Short problem:
Keep the images out and copy every entry below exactly.

Collected data:

* * *

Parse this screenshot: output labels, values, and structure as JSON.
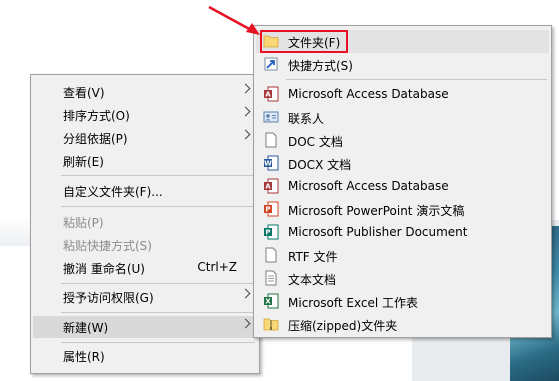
{
  "context_menu": {
    "items": [
      {
        "label": "查看(V)",
        "submenu": true
      },
      {
        "label": "排序方式(O)",
        "submenu": true
      },
      {
        "label": "分组依据(P)",
        "submenu": true
      },
      {
        "label": "刷新(E)"
      },
      {
        "label": "自定义文件夹(F)..."
      },
      {
        "label": "粘贴(P)",
        "disabled": true
      },
      {
        "label": "粘贴快捷方式(S)",
        "disabled": true
      },
      {
        "label": "撤消 重命名(U)",
        "shortcut": "Ctrl+Z"
      },
      {
        "label": "授予访问权限(G)",
        "submenu": true
      },
      {
        "label": "新建(W)",
        "submenu": true,
        "highlighted": true
      },
      {
        "label": "属性(R)"
      }
    ]
  },
  "new_submenu": {
    "items": [
      {
        "label": "文件夹(F)",
        "icon": "folder-icon"
      },
      {
        "label": "快捷方式(S)",
        "icon": "shortcut-icon"
      },
      {
        "label": "Microsoft Access Database",
        "icon": "access-icon"
      },
      {
        "label": "联系人",
        "icon": "contact-icon"
      },
      {
        "label": "DOC 文档",
        "icon": "doc-icon"
      },
      {
        "label": "DOCX 文档",
        "icon": "word-icon"
      },
      {
        "label": "Microsoft Access Database",
        "icon": "access-icon"
      },
      {
        "label": "Microsoft PowerPoint 演示文稿",
        "icon": "powerpoint-icon"
      },
      {
        "label": "Microsoft Publisher Document",
        "icon": "publisher-icon"
      },
      {
        "label": "RTF 文件",
        "icon": "rtf-icon"
      },
      {
        "label": "文本文档",
        "icon": "text-document-icon"
      },
      {
        "label": "Microsoft Excel 工作表",
        "icon": "excel-icon"
      },
      {
        "label": "压缩(zipped)文件夹",
        "icon": "zip-folder-icon"
      }
    ]
  },
  "annotation_color": "#e81123"
}
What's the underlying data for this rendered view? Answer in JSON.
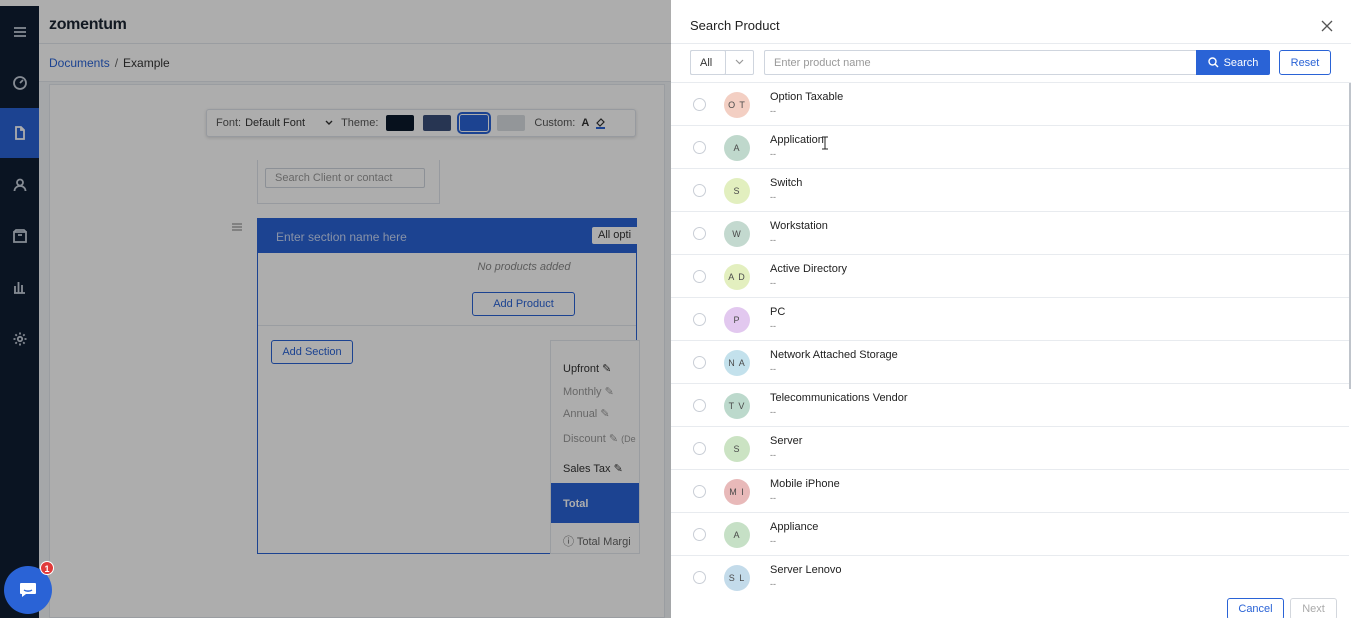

* * *

Answer to the exercise:
Parse this screenshot: output labels, values, and structure as JSON.
{
  "context_menu": {
    "items": [
      {
        "label": "查看(V)",
        "submenu": true
      },
      {
        "label": "排序方式(O)",
        "submenu": true
      },
      {
        "label": "分组依据(P)",
        "submenu": true
      },
      {
        "label": "刷新(E)"
      },
      {
        "label": "自定义文件夹(F)..."
      },
      {
        "label": "粘贴(P)",
        "disabled": true
      },
      {
        "label": "粘贴快捷方式(S)",
        "disabled": true
      },
      {
        "label": "撤消 重命名(U)",
        "shortcut": "Ctrl+Z"
      },
      {
        "label": "授予访问权限(G)",
        "submenu": true
      },
      {
        "label": "新建(W)",
        "submenu": true,
        "highlighted": true
      },
      {
        "label": "属性(R)"
      }
    ]
  },
  "new_submenu": {
    "items": [
      {
        "label": "文件夹(F)",
        "icon": "folder-icon"
      },
      {
        "label": "快捷方式(S)",
        "icon": "shortcut-icon"
      },
      {
        "label": "Microsoft Access Database",
        "icon": "access-icon"
      },
      {
        "label": "联系人",
        "icon": "contact-icon"
      },
      {
        "label": "DOC 文档",
        "icon": "doc-icon"
      },
      {
        "label": "DOCX 文档",
        "icon": "word-icon"
      },
      {
        "label": "Microsoft Access Database",
        "icon": "access-icon"
      },
      {
        "label": "Microsoft PowerPoint 演示文稿",
        "icon": "powerpoint-icon"
      },
      {
        "label": "Microsoft Publisher Document",
        "icon": "publisher-icon"
      },
      {
        "label": "RTF 文件",
        "icon": "rtf-icon"
      },
      {
        "label": "文本文档",
        "icon": "text-document-icon"
      },
      {
        "label": "Microsoft Excel 工作表",
        "icon": "excel-icon"
      },
      {
        "label": "压缩(zipped)文件夹",
        "icon": "zip-folder-icon"
      }
    ]
  },
  "annotation_color": "#e81123"
}
What's the underlying data for this rendered view? Answer in JSON.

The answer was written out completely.